## Short task
Every line must be returned precisely as it is written.

## Records for this task
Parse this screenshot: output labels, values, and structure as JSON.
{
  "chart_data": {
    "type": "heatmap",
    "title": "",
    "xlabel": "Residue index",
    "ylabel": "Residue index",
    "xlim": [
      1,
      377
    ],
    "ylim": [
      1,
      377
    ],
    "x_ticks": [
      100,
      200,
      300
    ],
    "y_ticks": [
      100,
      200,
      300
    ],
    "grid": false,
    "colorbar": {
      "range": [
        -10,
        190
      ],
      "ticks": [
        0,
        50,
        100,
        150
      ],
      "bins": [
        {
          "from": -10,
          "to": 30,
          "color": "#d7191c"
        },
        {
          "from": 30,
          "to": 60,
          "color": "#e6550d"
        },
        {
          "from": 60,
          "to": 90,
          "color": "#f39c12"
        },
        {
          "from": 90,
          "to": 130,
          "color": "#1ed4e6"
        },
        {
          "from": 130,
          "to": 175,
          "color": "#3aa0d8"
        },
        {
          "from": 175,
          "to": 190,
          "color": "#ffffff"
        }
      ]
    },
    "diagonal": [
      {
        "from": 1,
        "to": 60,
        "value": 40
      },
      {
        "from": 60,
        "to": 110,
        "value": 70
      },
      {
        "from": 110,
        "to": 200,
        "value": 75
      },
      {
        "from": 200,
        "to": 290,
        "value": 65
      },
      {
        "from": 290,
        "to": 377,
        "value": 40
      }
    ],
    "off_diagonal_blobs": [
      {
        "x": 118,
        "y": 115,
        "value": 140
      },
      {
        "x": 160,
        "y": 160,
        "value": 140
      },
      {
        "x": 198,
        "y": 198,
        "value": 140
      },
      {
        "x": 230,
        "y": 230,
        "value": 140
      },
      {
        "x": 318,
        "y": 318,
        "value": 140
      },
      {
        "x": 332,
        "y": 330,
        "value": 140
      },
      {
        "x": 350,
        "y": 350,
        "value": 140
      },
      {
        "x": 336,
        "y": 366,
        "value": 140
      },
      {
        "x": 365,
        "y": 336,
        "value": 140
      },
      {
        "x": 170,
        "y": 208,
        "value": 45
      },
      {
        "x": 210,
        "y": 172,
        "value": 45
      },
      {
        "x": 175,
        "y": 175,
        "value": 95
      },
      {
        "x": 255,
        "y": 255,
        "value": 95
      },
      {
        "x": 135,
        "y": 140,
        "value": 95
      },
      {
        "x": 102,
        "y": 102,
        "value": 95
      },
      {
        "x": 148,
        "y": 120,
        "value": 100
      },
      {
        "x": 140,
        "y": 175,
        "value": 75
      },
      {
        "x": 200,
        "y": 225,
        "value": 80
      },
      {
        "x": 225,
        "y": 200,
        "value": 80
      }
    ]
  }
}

## Correct output
Parse this screenshot: output labels, values, and structure as JSON.
{
  "chart_data": {
    "type": "heatmap",
    "title": "",
    "xlabel": "Residue index",
    "ylabel": "Residue index",
    "xlim": [
      1,
      377
    ],
    "ylim": [
      1,
      377
    ],
    "x_ticks": [
      100,
      200,
      300
    ],
    "y_ticks": [
      100,
      200,
      300
    ],
    "grid": false,
    "colorbar": {
      "range": [
        -10,
        190
      ],
      "ticks": [
        0,
        50,
        100,
        150
      ],
      "bins": [
        {
          "from": -10,
          "to": 30,
          "color": "#d7191c"
        },
        {
          "from": 30,
          "to": 60,
          "color": "#e6550d"
        },
        {
          "from": 60,
          "to": 90,
          "color": "#f39c12"
        },
        {
          "from": 90,
          "to": 130,
          "color": "#1ed4e6"
        },
        {
          "from": 130,
          "to": 175,
          "color": "#3aa0d8"
        },
        {
          "from": 175,
          "to": 190,
          "color": "#ffffff"
        }
      ]
    },
    "diagonal": [
      {
        "from": 1,
        "to": 60,
        "value": 40
      },
      {
        "from": 60,
        "to": 110,
        "value": 70
      },
      {
        "from": 110,
        "to": 200,
        "value": 75
      },
      {
        "from": 200,
        "to": 290,
        "value": 65
      },
      {
        "from": 290,
        "to": 377,
        "value": 40
      }
    ],
    "off_diagonal_blobs": [
      {
        "x": 118,
        "y": 115,
        "value": 140
      },
      {
        "x": 160,
        "y": 160,
        "value": 140
      },
      {
        "x": 198,
        "y": 198,
        "value": 140
      },
      {
        "x": 230,
        "y": 230,
        "value": 140
      },
      {
        "x": 318,
        "y": 318,
        "value": 140
      },
      {
        "x": 332,
        "y": 330,
        "value": 140
      },
      {
        "x": 350,
        "y": 350,
        "value": 140
      },
      {
        "x": 336,
        "y": 366,
        "value": 140
      },
      {
        "x": 365,
        "y": 336,
        "value": 140
      },
      {
        "x": 170,
        "y": 208,
        "value": 45
      },
      {
        "x": 210,
        "y": 172,
        "value": 45
      },
      {
        "x": 175,
        "y": 175,
        "value": 95
      },
      {
        "x": 255,
        "y": 255,
        "value": 95
      },
      {
        "x": 135,
        "y": 140,
        "value": 95
      },
      {
        "x": 102,
        "y": 102,
        "value": 95
      },
      {
        "x": 148,
        "y": 120,
        "value": 100
      },
      {
        "x": 140,
        "y": 175,
        "value": 75
      },
      {
        "x": 200,
        "y": 225,
        "value": 80
      },
      {
        "x": 225,
        "y": 200,
        "value": 80
      }
    ]
  }
}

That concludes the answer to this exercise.